[TASK 1]
Answer these from the article about Jane Jane Pollock:
(a) Which festival did the band play in 2011?
(b) Through which label was the self-titled album released?
(c) Where was the song "Mousehole" written?

[TEXT TO READ]
□ □ □ □

Michael Arcos and Courtney Asztalos of Jane Jane Pollock./Photo via: Zachary Tomlinson
It is a sound that haunts woodland trails and serpentine roads like an old ghost or a lingering memory – Jane Jane Pollock is as daring and thoughtful as musicians as they are human beings. Their roots run through southern Georgia and northern Florida – but the highway guides them and, like nomads armed with paint brushes and reverb pedals, they are making their name and mythos known throughout Florida and beyond, with sights and ambitions that flee the conventional with spectral ease.
They had been one of many to play the 2011 Antiwarpt festival of St. Petersburg and the scene that ensued during their presence was familiar, yet another notion to confirm that Jane Jane Pollock is on to something – the bar was packed from backdoor to stage and there thrived a triumphant intimacy between the cacophonous drum hits, intertwined vocals, and the audience that had come in waves to adore and praise both melody and oddity. A few spirited souls couldn’t help but to dance and gesture; the girls behind me were sharing joints as they mouthed lyrics in a wavering stupor with everyone else whilst the cross-state five-piece treated the set list like the rites to a tribal ritual, rather than a rock show.
It is that spirit, alive with independence and ipseity, which sets the fire for Jane Jane Pollock and reveals the light to even the darkest eyes.
Only hours after the revival they brought through Antiwarpt, I spent time with two of the five: Courtney Asztalos, artist and player of a Wandering Genie organ that is rumored to be as haunted as it is enchanting in tone, and Michael Arcos, multi-instrumentalist and the seed that, some years ago, spawned what they have become.
The weather of the evening would be unforgiving – we would find ourselves sitting, cross-legged under the awning of a nearby bank not too far from the band’s trailer, talking and sharing stories as thunder boomed, rain poured, and tires screeched from far off streets.

Artwork for Jane Jane Pollock's self-titled debut LP.
With 2011 comes Jane Jane Pollock, the self-titled album released via their autonomous label, Flea Ridden Kitten – it is thirteen tracks of experimentation and enigma that is known to bewitch, haunt, thrill, and unnerve. The music is yours to discover – Courtney and Michael went track by track, ruminating on the dynamics and ideas behind each.
“Mousehole”
Michael Arcos of Jane Jane Pollock: A song I wrote in the comfort of our trailer in Thomasville, Georgia. We are fans of Pee Wee’s Playhouse.
Courtney Asztalos of Jane Jane Pollock: And we watched an episode, it was an episode with Pee Wee’s little friends – his little kid friends that come over, and he was showing them the dinosaur hole.
MA: Yeah, Pee Wee Herman, in his house, he has a mouse hole, which basically turns into stop motion animation Claymation and it’s this dinosaur family who do really strange things.
CA: I feel like it was a metaphor for looking into a small place and seeing something really beautiful.
MA: Courtney’s mom heard the song and was like, “is that an ear hole into Michael’s brain?” But I wasn’t really that conceptual about it.
“Gloomy”

□ □ □ □

[DATASET ENTRIES]
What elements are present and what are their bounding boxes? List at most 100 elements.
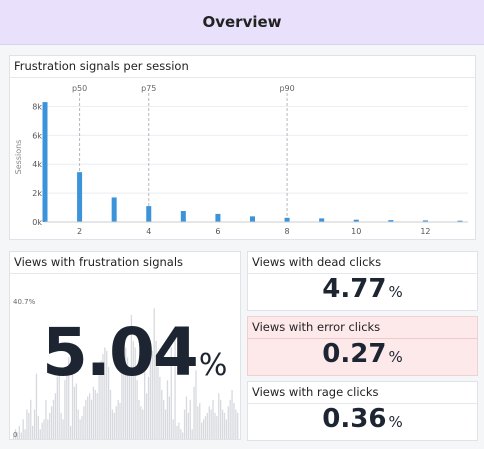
background-bar (30, 399, 32, 439)
background-bar (136, 380, 138, 439)
metric-value: 5.04 (42, 314, 199, 391)
background-bar (85, 399, 87, 439)
y-tick-label: 8k (32, 102, 42, 111)
y-max-label: 40.7% (13, 298, 36, 306)
background-bar (163, 399, 165, 439)
background-bar (140, 406, 142, 439)
background-bar (43, 419, 45, 439)
x-tick-label: 2 (77, 227, 82, 236)
percentile-marker-label: p90 (279, 84, 294, 93)
background-bar (161, 389, 163, 439)
background-bar (193, 386, 195, 439)
metric-unit: % (198, 348, 228, 383)
background-bar (164, 409, 167, 439)
background-bar (39, 429, 41, 439)
background-bar (145, 393, 148, 439)
y-tick-label: 6k (32, 131, 42, 140)
background-bar (81, 416, 83, 439)
background-bar (168, 396, 171, 439)
metric-value: 0.27 (322, 339, 387, 369)
background-bar (172, 419, 174, 439)
histogram-bar (215, 213, 221, 222)
background-bar (174, 334, 176, 439)
background-bar (94, 389, 96, 439)
histogram-bar (319, 218, 325, 222)
panel-divider (248, 338, 477, 339)
x-tick-label: 6 (215, 227, 220, 236)
histogram-bar (42, 102, 48, 222)
error-clicks-panel: Views with error clicks 0.27% (247, 316, 478, 376)
background-bar (104, 347, 106, 439)
background-bar (87, 396, 89, 439)
percentile-marker-label: p50 (72, 84, 87, 93)
background-bar (225, 419, 228, 439)
background-bar (20, 432, 22, 439)
background-bar (185, 396, 188, 439)
background-bar (64, 380, 66, 439)
background-bar (35, 373, 38, 439)
panel-title: Views with rage clicks (252, 385, 379, 399)
background-bar (235, 409, 237, 439)
background-bar (233, 403, 235, 439)
y-axis-label: Sessions (14, 140, 23, 175)
background-bar (208, 406, 210, 439)
background-bar (75, 383, 77, 439)
dead-clicks-panel: Views with dead clicks 4.77% (247, 251, 478, 311)
background-bar (134, 347, 136, 439)
background-bar (121, 360, 123, 439)
background-bar (18, 425, 20, 439)
background-bar (98, 367, 100, 439)
histogram-bar (422, 220, 428, 222)
background-bar (90, 399, 93, 439)
frustration-rate-metric: 5.04% (42, 314, 227, 391)
background-bar (182, 432, 184, 439)
x-tick-label: 10 (351, 227, 361, 236)
background-bar (24, 429, 26, 439)
background-bar (214, 412, 216, 439)
background-bar (187, 412, 190, 439)
background-bar (153, 308, 155, 439)
background-bar (79, 419, 81, 439)
background-bar (229, 399, 231, 439)
metric-unit: % (388, 413, 403, 431)
panel-title: Views with dead clicks (252, 255, 382, 269)
background-bar (130, 314, 133, 439)
histogram-bar (250, 216, 255, 222)
background-bar (88, 393, 91, 439)
background-bar (37, 416, 39, 439)
background-bar (56, 376, 58, 439)
background-bar (66, 370, 68, 439)
background-bar (212, 399, 214, 439)
background-bar (183, 409, 186, 439)
background-bar (49, 412, 51, 439)
histogram-bar (284, 217, 290, 222)
background-bar (144, 331, 146, 439)
error-clicks-metric: 0.27% (248, 339, 477, 369)
metric-unit: % (388, 348, 403, 366)
histogram-bar (111, 197, 117, 222)
background-bar (159, 376, 161, 439)
sessions-histogram: 0k 2k 4k 6k 8k Sessions p50 p75 p90 2 4 6 8 10 12 (14, 84, 468, 236)
dashboard-title: Overview (202, 13, 282, 31)
background-bar (60, 412, 62, 439)
background-bar (109, 389, 112, 439)
panel-divider (248, 403, 477, 404)
metric-value: 0.36 (322, 404, 387, 434)
background-bar (52, 399, 55, 439)
background-bar (28, 412, 30, 439)
background-bar (191, 429, 193, 439)
background-bar (33, 409, 36, 439)
histogram-bar (146, 206, 152, 222)
background-bar (113, 412, 115, 439)
background-bar (128, 373, 131, 439)
background-bar (195, 370, 197, 439)
panel-title: Frustration signals per session (14, 59, 189, 73)
rage-clicks-panel: Views with rage clicks 0.36% (247, 381, 478, 441)
panel-title: Views with error clicks (252, 320, 381, 334)
histogram-bar (388, 220, 394, 222)
background-bar (155, 340, 157, 439)
background-bar (123, 340, 125, 439)
background-bar (197, 406, 199, 439)
background-bar (126, 357, 129, 439)
background-bar (92, 386, 95, 439)
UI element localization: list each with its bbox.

□ □ □ □

[TASK 2]
From the records, copy the lines starting at the line that contains "background-bar (30, 399, 32, 439)" and ending at the line that contains "histogram-bar (319, 218, 325, 222)", with both of those lines included.

[EXERCISE RESPONSE 1]
(a) The 2011 Antiwarpt festival of St. Petersburg.
(b) Flea Ridden Kitten, the band's own label.
(c) In the band's trailer in Thomasville, Georgia.

[EXERCISE RESPONSE 2]
background-bar (30, 399, 32, 439)
background-bar (136, 380, 138, 439)
metric-value: 5.04 (42, 314, 199, 391)
background-bar (85, 399, 87, 439)
y-tick-label: 8k (32, 102, 42, 111)
y-max-label: 40.7% (13, 298, 36, 306)
background-bar (163, 399, 165, 439)
background-bar (140, 406, 142, 439)
background-bar (43, 419, 45, 439)
x-tick-label: 2 (77, 227, 82, 236)
percentile-marker-label: p90 (279, 84, 294, 93)
background-bar (161, 389, 163, 439)
background-bar (193, 386, 195, 439)
metric-unit: % (198, 348, 228, 383)
background-bar (164, 409, 167, 439)
background-bar (39, 429, 41, 439)
background-bar (145, 393, 148, 439)
y-tick-label: 6k (32, 131, 42, 140)
background-bar (81, 416, 83, 439)
background-bar (168, 396, 171, 439)
metric-value: 0.27 (322, 339, 387, 369)
background-bar (172, 419, 174, 439)
histogram-bar (215, 213, 221, 222)
background-bar (174, 334, 176, 439)
background-bar (94, 389, 96, 439)
histogram-bar (319, 218, 325, 222)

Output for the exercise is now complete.